* WHAT THE TASK ASKS *
Search the listing for "TEST" and copy every line where it appears.

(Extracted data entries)
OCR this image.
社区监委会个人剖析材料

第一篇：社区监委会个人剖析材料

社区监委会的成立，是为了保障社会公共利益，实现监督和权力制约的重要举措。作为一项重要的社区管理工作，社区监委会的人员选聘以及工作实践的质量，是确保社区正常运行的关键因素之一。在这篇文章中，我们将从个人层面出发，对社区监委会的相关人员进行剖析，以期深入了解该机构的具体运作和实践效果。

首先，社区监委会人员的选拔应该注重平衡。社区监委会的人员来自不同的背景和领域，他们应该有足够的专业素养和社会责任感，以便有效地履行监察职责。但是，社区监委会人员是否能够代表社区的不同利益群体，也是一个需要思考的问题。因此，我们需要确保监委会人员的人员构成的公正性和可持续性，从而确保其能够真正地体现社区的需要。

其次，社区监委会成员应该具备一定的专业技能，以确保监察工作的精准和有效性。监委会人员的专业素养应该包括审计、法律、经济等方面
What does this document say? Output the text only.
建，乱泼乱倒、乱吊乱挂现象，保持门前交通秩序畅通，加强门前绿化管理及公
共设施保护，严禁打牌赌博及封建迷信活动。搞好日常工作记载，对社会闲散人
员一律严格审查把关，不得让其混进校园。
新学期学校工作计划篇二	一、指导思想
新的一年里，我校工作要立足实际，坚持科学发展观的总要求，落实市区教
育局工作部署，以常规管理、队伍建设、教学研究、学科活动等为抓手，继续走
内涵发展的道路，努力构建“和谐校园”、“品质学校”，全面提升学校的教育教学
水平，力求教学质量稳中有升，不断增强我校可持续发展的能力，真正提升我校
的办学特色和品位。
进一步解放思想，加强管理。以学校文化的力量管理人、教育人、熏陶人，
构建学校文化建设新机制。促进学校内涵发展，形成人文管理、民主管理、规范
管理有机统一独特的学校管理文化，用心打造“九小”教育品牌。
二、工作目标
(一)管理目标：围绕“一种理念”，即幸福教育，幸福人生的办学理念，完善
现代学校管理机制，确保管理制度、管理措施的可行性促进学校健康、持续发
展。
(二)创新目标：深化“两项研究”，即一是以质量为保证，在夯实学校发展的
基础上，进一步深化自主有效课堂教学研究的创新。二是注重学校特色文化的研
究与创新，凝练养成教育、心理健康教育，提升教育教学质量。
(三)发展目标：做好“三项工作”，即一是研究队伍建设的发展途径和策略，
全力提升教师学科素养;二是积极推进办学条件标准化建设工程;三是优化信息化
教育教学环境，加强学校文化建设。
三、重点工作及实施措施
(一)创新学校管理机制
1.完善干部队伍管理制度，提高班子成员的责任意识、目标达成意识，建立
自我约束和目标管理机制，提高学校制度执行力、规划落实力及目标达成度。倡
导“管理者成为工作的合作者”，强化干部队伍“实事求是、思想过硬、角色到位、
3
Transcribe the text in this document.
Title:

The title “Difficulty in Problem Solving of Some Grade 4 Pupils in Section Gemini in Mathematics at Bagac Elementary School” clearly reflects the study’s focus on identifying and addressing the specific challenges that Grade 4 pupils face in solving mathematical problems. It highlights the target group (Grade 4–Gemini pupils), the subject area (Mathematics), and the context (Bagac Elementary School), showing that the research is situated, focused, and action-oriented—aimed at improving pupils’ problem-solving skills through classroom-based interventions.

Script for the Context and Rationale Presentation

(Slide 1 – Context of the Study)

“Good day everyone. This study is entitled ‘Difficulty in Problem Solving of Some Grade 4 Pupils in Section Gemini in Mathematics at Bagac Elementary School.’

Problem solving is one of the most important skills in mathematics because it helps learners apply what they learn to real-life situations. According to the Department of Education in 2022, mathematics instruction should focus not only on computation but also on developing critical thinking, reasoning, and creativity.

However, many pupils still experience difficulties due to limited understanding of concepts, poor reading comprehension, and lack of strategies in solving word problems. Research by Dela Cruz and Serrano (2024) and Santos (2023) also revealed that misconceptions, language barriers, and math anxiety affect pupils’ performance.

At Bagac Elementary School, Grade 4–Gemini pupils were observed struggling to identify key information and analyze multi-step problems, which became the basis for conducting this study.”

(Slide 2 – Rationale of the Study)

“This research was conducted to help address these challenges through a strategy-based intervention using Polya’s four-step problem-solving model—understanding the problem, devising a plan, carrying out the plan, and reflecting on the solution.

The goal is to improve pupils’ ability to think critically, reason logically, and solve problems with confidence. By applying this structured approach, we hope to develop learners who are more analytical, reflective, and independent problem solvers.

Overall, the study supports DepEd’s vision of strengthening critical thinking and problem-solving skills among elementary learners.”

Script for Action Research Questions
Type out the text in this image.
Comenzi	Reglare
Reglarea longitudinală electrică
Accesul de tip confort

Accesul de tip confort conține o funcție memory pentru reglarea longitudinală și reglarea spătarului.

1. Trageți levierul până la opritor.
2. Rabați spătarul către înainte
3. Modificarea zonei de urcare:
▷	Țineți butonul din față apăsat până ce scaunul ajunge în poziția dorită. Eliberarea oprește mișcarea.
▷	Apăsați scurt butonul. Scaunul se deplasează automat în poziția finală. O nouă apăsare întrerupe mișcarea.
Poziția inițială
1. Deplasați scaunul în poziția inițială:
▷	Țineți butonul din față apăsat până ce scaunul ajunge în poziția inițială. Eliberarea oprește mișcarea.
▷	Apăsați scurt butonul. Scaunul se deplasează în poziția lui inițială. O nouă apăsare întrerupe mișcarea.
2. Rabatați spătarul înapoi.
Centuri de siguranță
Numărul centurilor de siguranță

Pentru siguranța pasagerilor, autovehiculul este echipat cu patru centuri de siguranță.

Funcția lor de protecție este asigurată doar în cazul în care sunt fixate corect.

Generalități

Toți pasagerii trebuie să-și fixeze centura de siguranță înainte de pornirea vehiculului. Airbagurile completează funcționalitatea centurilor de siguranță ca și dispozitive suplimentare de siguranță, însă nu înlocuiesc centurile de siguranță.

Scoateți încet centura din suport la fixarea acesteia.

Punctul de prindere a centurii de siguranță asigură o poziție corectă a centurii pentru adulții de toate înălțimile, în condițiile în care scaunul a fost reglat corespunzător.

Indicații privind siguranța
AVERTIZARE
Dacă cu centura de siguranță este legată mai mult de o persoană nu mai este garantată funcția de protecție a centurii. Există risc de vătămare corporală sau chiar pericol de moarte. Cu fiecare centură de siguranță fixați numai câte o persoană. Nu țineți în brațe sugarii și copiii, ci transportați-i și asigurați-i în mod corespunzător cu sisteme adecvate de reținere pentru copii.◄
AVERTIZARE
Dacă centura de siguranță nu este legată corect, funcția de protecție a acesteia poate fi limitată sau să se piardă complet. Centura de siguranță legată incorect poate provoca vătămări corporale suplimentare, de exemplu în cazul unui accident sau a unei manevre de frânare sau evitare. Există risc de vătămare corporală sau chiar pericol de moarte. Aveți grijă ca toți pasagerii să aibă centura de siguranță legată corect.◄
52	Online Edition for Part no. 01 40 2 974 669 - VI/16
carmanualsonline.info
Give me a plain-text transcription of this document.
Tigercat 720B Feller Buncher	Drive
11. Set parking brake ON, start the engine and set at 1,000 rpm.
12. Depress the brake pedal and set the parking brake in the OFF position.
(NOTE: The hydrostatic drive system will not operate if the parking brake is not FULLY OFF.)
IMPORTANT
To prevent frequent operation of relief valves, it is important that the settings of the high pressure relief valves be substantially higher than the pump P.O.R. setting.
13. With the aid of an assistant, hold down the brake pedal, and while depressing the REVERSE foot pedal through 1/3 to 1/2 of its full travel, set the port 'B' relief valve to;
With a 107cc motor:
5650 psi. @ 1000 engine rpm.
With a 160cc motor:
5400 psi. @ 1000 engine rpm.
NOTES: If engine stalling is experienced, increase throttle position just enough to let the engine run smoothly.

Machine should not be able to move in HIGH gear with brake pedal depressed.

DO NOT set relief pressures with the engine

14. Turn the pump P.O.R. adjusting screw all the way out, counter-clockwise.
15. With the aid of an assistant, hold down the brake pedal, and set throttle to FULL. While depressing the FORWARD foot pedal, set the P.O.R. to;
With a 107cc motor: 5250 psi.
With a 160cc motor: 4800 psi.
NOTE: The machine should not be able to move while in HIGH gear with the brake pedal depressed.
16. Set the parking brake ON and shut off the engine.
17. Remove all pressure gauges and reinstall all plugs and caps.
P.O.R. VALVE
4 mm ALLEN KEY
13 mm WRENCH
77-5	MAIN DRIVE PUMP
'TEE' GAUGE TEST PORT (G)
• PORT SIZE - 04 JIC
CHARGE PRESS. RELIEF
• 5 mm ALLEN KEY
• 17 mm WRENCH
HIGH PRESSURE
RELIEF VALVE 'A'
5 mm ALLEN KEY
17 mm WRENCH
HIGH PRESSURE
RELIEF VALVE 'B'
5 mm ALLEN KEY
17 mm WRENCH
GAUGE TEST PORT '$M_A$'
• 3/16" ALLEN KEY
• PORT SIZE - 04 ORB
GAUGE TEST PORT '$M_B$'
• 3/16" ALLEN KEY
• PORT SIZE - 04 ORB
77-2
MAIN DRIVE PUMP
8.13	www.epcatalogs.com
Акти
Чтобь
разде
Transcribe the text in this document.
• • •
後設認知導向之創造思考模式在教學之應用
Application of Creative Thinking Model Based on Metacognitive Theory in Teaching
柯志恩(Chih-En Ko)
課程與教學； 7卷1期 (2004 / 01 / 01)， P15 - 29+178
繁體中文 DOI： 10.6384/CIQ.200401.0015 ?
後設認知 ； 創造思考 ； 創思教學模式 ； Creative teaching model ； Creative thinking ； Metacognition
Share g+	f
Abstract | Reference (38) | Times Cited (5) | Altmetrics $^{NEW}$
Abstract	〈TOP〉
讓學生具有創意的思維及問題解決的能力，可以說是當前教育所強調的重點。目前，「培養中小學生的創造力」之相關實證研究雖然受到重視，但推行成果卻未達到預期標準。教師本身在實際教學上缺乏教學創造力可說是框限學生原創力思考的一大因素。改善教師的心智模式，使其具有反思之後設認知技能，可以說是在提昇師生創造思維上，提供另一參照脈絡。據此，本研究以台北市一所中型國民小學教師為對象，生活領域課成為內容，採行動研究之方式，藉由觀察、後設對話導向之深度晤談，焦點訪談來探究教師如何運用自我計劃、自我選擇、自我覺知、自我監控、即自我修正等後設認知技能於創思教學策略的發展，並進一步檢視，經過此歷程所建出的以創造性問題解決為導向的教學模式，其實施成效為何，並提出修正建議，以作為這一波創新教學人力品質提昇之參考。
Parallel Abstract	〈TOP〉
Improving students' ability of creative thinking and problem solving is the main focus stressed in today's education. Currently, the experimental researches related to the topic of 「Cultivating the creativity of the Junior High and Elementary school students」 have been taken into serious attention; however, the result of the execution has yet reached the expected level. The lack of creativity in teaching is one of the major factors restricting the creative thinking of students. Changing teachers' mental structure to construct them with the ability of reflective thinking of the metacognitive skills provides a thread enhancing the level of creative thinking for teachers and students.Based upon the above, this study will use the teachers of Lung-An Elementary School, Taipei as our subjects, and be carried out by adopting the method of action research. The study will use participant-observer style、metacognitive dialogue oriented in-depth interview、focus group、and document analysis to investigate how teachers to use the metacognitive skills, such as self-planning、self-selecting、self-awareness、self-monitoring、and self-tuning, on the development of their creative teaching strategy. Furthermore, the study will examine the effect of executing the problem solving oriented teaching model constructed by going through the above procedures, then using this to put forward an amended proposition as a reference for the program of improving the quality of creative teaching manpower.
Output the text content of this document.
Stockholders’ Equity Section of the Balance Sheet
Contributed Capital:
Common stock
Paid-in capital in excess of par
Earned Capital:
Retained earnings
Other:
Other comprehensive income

* EXERCISE ANSWER *
'TEE' GAUGE TEST PORT (G)
GAUGE TEST PORT '$M_A$'
GAUGE TEST PORT '$M_B$'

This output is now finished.